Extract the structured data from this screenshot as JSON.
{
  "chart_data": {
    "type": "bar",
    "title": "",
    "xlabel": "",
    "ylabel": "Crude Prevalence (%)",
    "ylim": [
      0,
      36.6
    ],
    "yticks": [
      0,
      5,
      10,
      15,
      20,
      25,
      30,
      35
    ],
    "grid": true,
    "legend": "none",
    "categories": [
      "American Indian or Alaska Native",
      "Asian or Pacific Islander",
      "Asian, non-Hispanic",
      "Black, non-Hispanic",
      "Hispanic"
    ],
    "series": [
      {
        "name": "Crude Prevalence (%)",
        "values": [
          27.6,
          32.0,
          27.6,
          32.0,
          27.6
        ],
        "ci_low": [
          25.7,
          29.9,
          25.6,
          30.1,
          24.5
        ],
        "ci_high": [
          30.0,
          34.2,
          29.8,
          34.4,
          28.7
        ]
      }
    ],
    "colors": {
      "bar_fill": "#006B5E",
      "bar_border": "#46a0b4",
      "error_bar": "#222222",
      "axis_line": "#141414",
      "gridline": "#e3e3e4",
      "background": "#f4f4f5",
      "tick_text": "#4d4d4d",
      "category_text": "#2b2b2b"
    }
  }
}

□ □ □ □ □ □ □

## [Problem statement]
Report how many lines of the listing hold the word "Crude", with nothing but the number.

## [Task output]
2